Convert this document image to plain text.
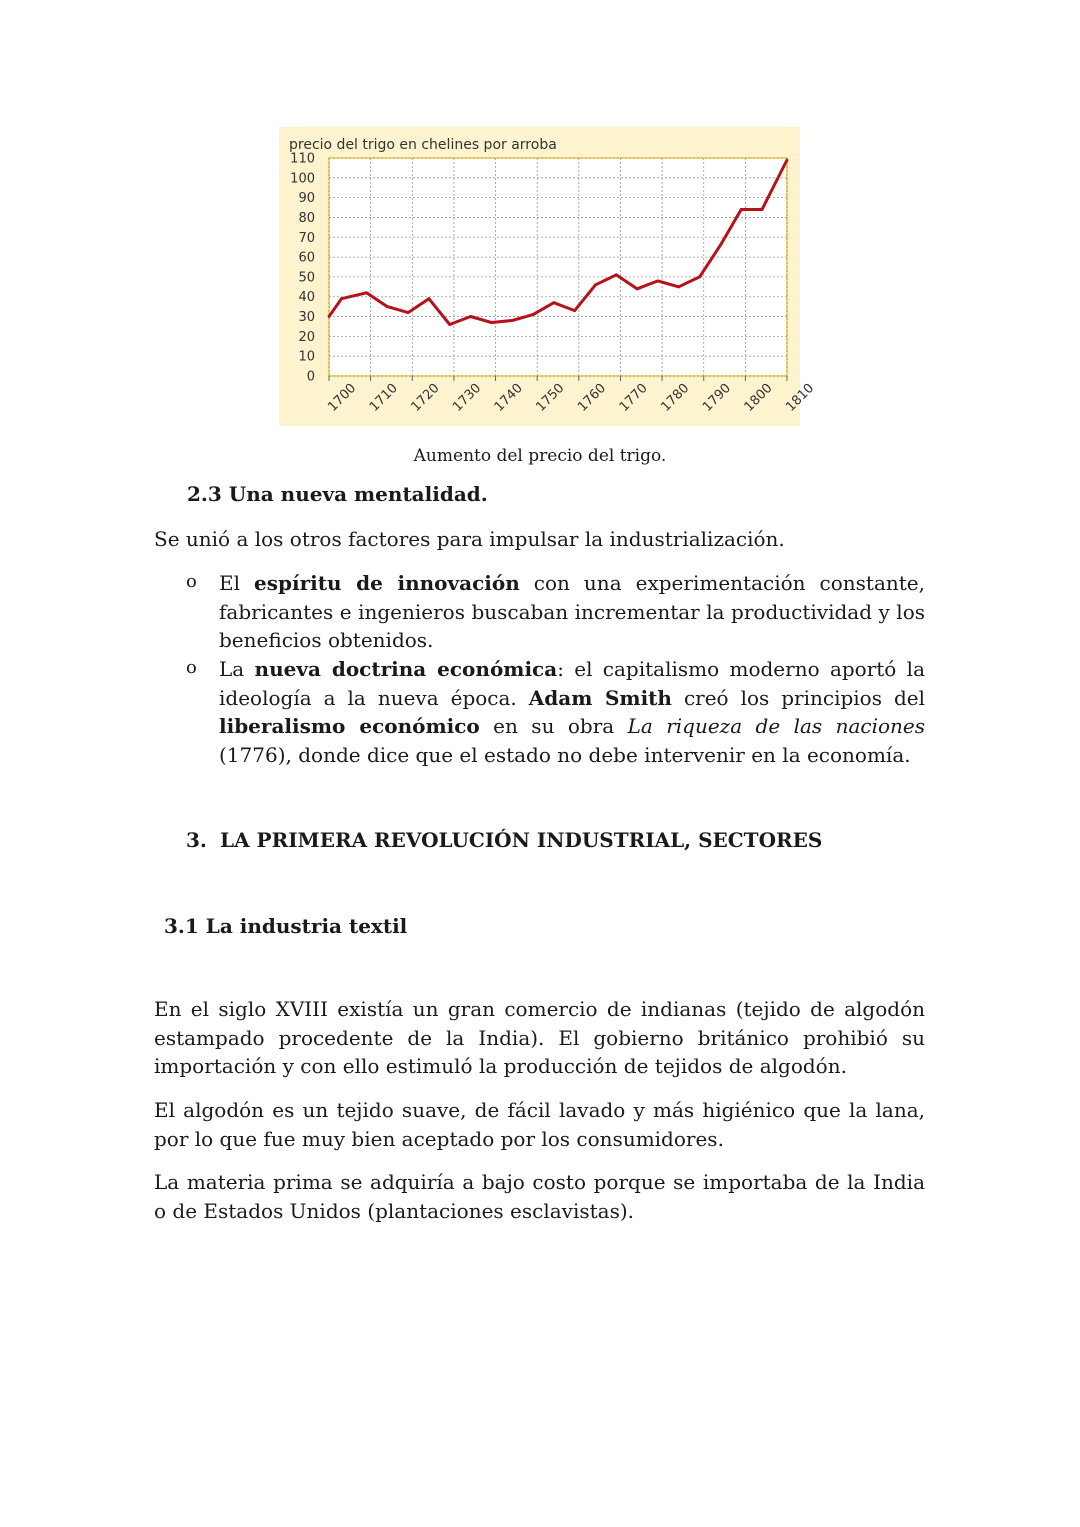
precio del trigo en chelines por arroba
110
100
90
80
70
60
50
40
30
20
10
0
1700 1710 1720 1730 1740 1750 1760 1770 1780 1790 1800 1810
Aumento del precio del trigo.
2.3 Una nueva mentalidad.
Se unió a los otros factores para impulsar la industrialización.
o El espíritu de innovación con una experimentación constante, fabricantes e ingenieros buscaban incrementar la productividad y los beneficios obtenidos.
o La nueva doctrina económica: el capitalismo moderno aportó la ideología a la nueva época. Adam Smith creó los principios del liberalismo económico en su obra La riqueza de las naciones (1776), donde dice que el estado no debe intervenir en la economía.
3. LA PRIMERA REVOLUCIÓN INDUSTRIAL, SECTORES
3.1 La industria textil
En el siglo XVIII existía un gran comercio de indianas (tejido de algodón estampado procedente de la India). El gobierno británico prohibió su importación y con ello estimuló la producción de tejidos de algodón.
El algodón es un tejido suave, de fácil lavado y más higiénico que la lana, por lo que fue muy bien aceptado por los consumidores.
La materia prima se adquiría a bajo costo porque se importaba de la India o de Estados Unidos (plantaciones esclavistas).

# # # #

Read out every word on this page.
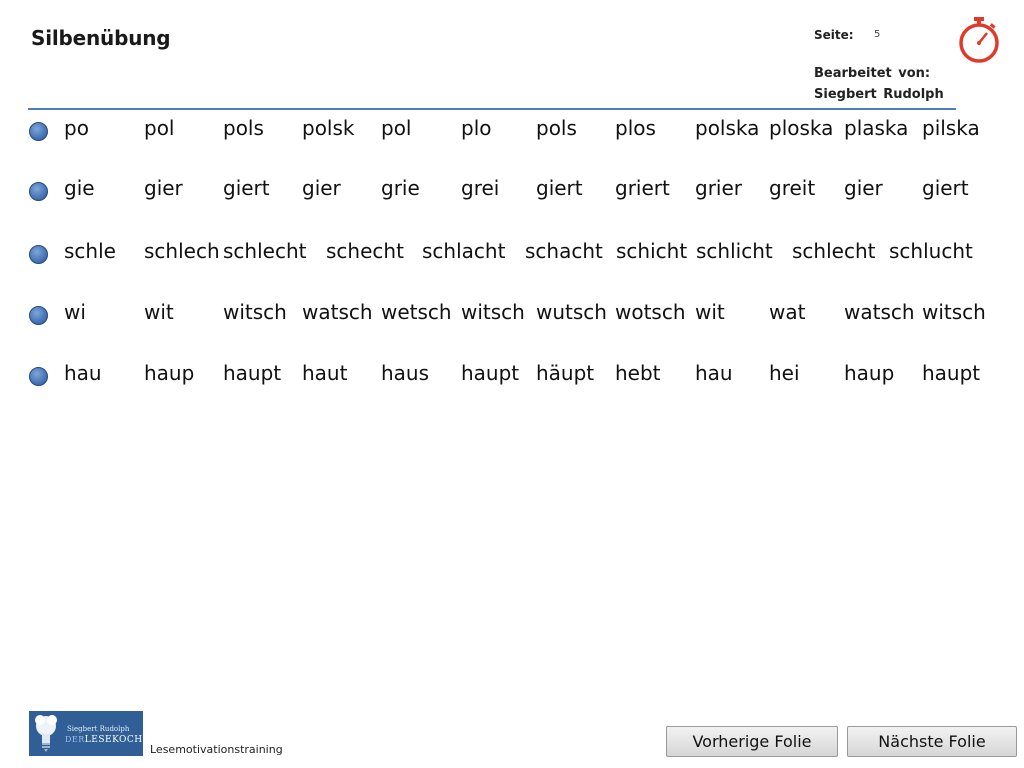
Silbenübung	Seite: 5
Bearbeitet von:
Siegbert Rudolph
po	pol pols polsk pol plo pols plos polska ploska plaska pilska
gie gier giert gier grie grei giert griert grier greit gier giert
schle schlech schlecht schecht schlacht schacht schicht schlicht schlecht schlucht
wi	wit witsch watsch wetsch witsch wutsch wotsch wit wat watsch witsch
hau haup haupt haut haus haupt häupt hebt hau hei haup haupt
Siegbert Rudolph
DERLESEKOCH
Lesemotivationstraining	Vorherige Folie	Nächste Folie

# # # #

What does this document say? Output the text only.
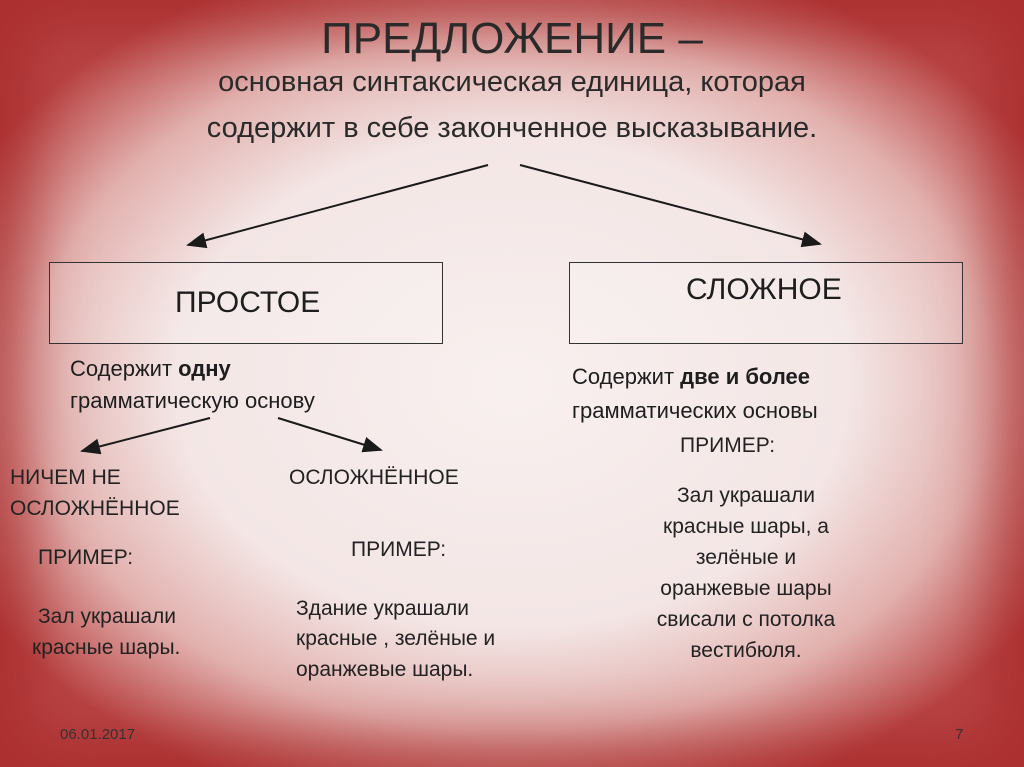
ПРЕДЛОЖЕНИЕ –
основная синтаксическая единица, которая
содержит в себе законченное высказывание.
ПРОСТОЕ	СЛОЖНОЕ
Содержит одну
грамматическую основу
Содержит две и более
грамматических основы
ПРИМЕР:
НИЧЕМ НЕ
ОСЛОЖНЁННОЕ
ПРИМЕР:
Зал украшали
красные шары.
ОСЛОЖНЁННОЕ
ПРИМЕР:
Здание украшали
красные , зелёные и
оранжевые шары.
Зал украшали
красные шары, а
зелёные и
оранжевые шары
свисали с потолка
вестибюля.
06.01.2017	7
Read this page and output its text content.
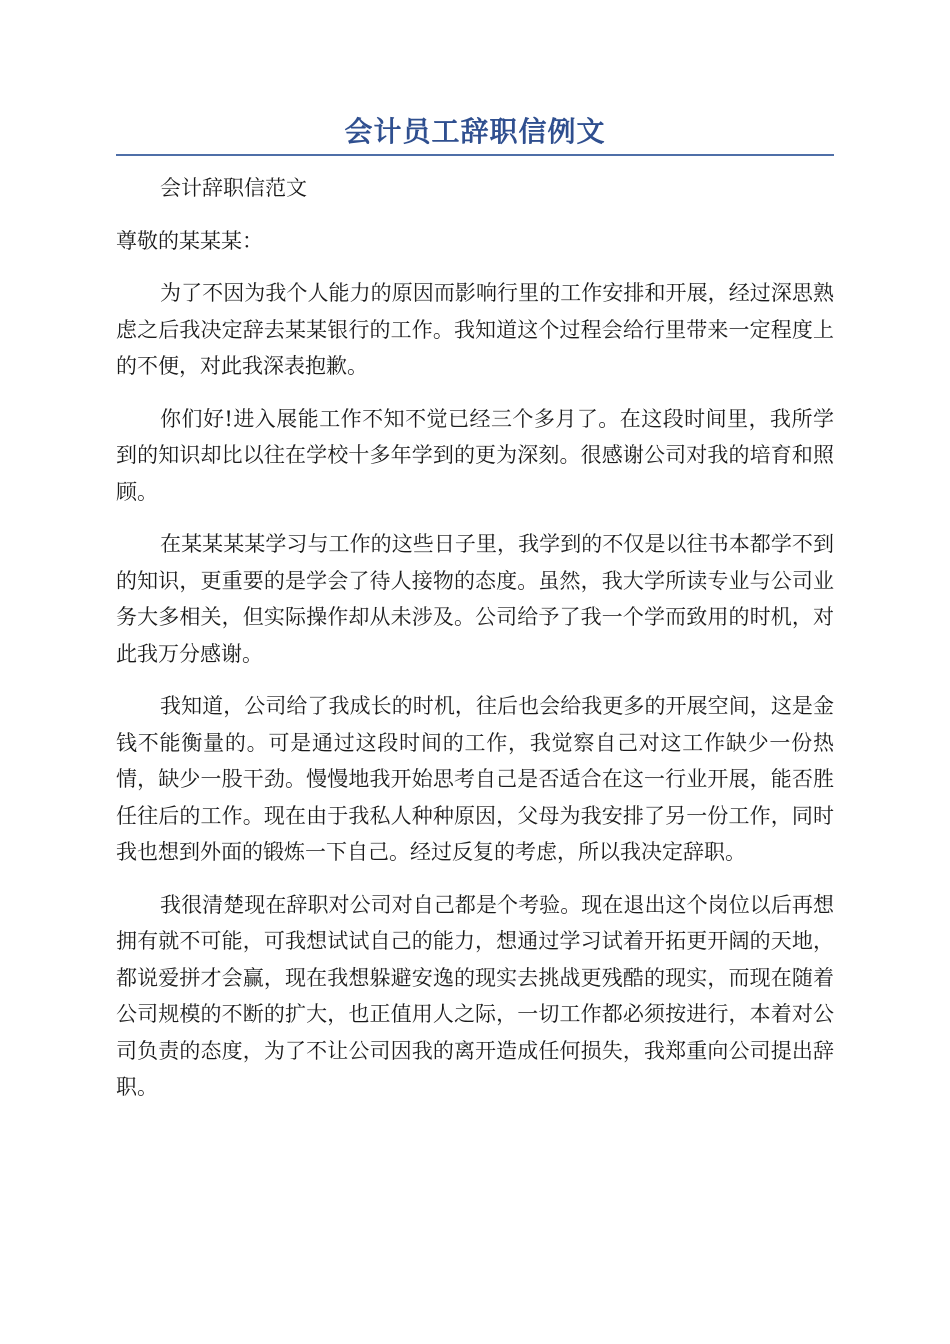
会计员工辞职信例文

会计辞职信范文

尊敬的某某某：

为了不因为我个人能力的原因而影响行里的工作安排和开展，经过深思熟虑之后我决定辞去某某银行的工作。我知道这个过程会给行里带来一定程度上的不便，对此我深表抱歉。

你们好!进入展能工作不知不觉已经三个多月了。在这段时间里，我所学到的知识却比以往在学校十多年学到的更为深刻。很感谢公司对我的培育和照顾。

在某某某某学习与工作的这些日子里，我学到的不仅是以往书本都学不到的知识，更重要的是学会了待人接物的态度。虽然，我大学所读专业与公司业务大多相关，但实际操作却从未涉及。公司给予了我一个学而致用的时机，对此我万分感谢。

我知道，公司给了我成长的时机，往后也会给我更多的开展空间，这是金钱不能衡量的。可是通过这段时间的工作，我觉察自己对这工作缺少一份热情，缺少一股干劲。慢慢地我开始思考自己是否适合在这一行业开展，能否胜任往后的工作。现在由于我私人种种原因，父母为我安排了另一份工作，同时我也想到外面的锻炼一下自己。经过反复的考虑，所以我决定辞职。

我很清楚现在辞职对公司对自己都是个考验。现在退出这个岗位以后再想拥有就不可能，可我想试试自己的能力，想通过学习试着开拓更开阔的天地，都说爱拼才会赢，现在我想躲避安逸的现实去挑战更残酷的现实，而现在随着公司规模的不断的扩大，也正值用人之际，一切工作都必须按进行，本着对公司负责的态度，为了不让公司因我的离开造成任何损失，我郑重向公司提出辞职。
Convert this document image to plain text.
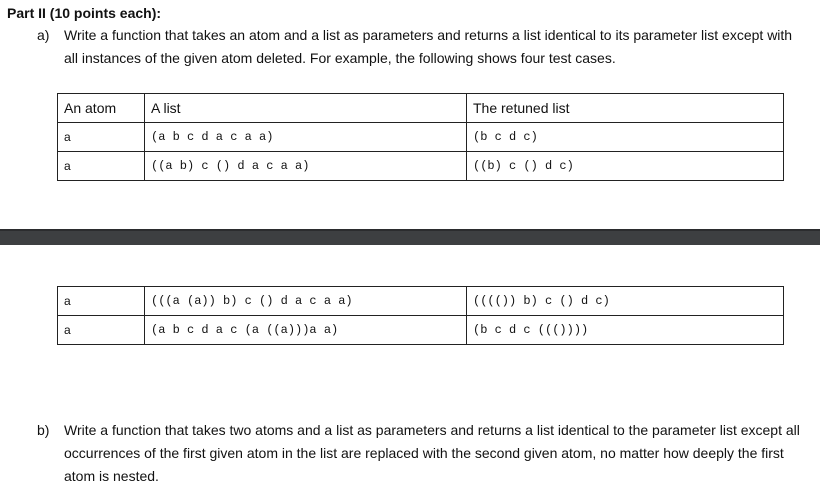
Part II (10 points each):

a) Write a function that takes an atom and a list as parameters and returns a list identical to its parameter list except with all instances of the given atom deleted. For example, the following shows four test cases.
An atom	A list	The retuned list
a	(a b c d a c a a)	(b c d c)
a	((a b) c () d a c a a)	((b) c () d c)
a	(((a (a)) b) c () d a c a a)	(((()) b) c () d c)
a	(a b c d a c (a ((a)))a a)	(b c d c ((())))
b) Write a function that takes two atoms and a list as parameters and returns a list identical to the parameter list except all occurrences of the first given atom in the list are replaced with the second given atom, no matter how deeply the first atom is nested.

# # # #

Check each line of the records for "given" and copy the ones that contain it.

• Expected answer
a) Write a function that takes an atom and a list as parameters and returns a list identical to its parameter list except with all instances of the given atom deleted. For example, the following shows four test cases.
b) Write a function that takes two atoms and a list as parameters and returns a list identical to the parameter list except all occurrences of the first given atom in the list are replaced with the second given atom, no matter how deeply the first atom is nested.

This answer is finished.